▶ [YOUR INSTRUCTIONS]: Transcribe all of the records word for word, but omit the pictures.

[Dataset records]
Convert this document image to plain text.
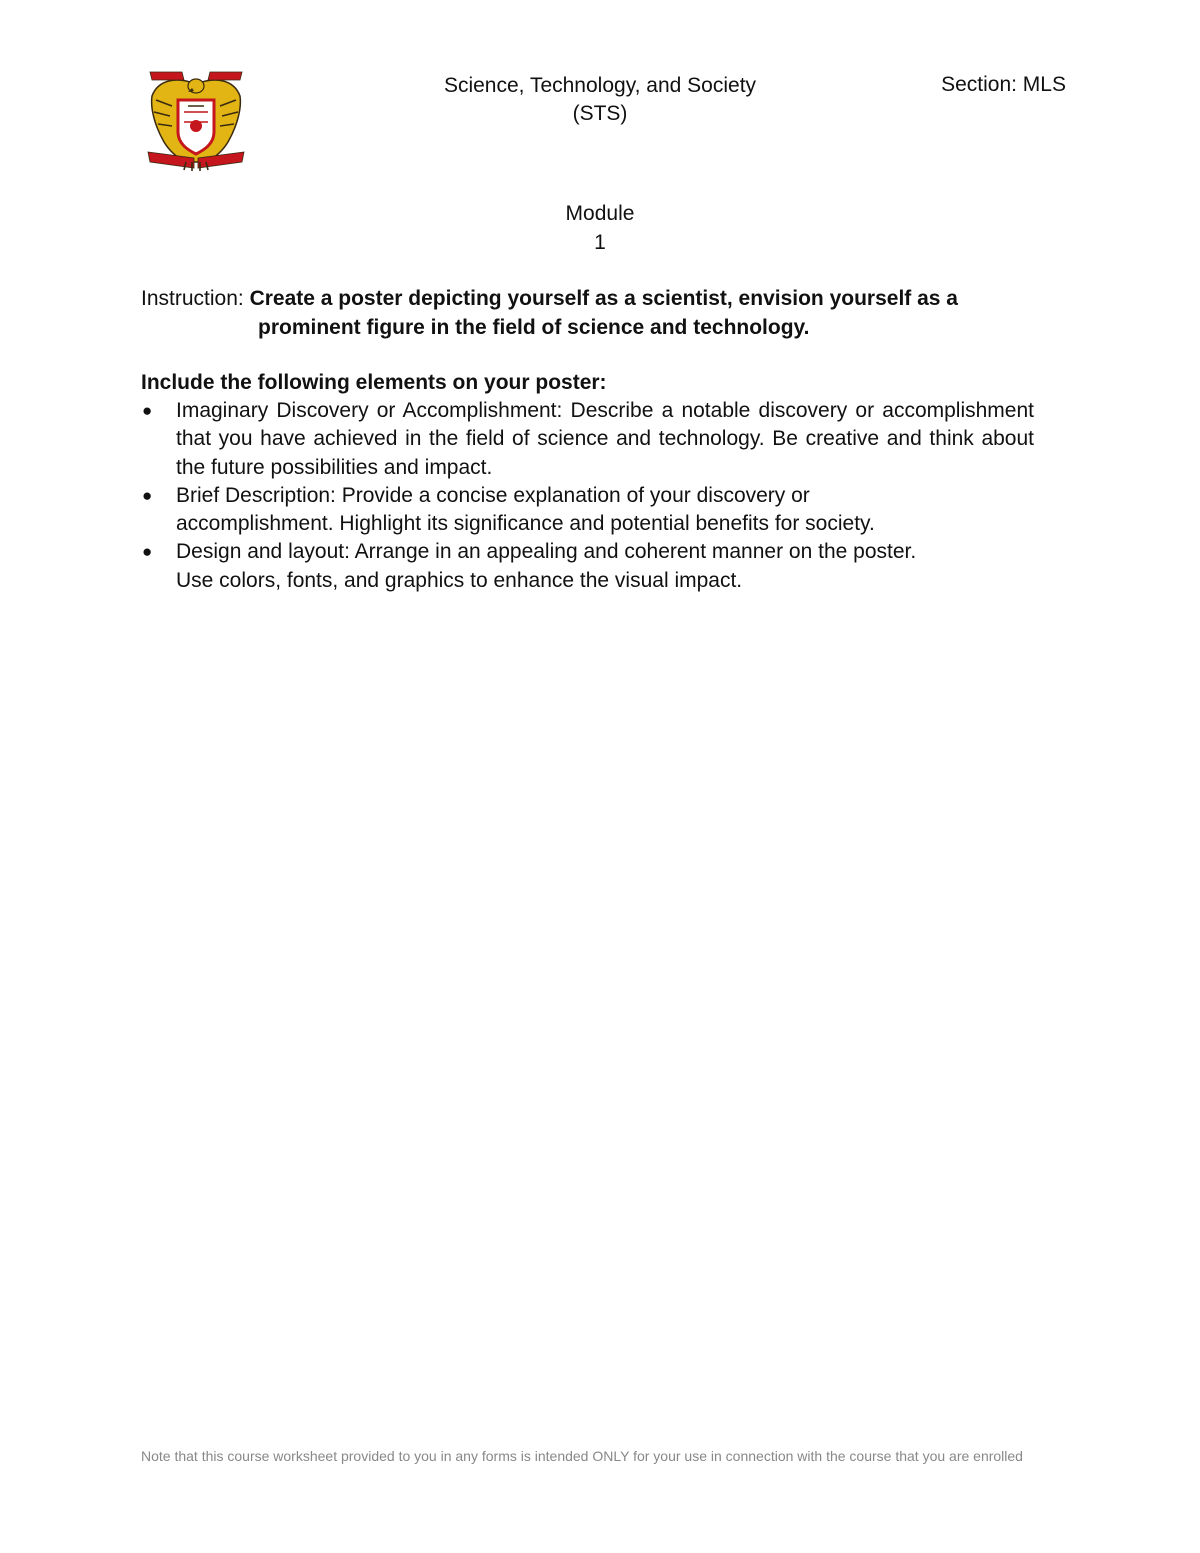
Science, Technology, and Society
(STS)
Section: MLS
Module
1
Instruction: Create a poster depicting yourself as a scientist, envision yourself as a
prominent figure in the field of science and technology.
Include the following elements on your poster:
● Imaginary Discovery or Accomplishment: Describe a notable discovery or accomplishment that you have achieved in the field of science and technology. Be creative and think about the future possibilities and impact.
● Brief Description: Provide a concise explanation of your discovery or
accomplishment. Highlight its significance and potential benefits for society.
● Design and layout: Arrange in an appealing and coherent manner on the poster.
Use colors, fonts, and graphics to enhance the visual impact.
Note that this course worksheet provided to you in any forms is intended ONLY for your use in connection with the course that you are enrolled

▶ [ANSWER BELOW]:
Convert this document image to plain text.
Science, Technology, and Society
(STS)
Section: MLS
Module
1
Instruction: Create a poster depicting yourself as a scientist, envision yourself as a
prominent figure in the field of science and technology.
Include the following elements on your poster:
● Imaginary Discovery or Accomplishment: Describe a notable discovery or accomplishment that you have achieved in the field of science and technology. Be creative and think about the future possibilities and impact.
● Brief Description: Provide a concise explanation of your discovery or
accomplishment. Highlight its significance and potential benefits for society.
● Design and layout: Arrange in an appealing and coherent manner on the poster.
Use colors, fonts, and graphics to enhance the visual impact.
Note that this course worksheet provided to you in any forms is intended ONLY for your use in connection with the course that you are enrolled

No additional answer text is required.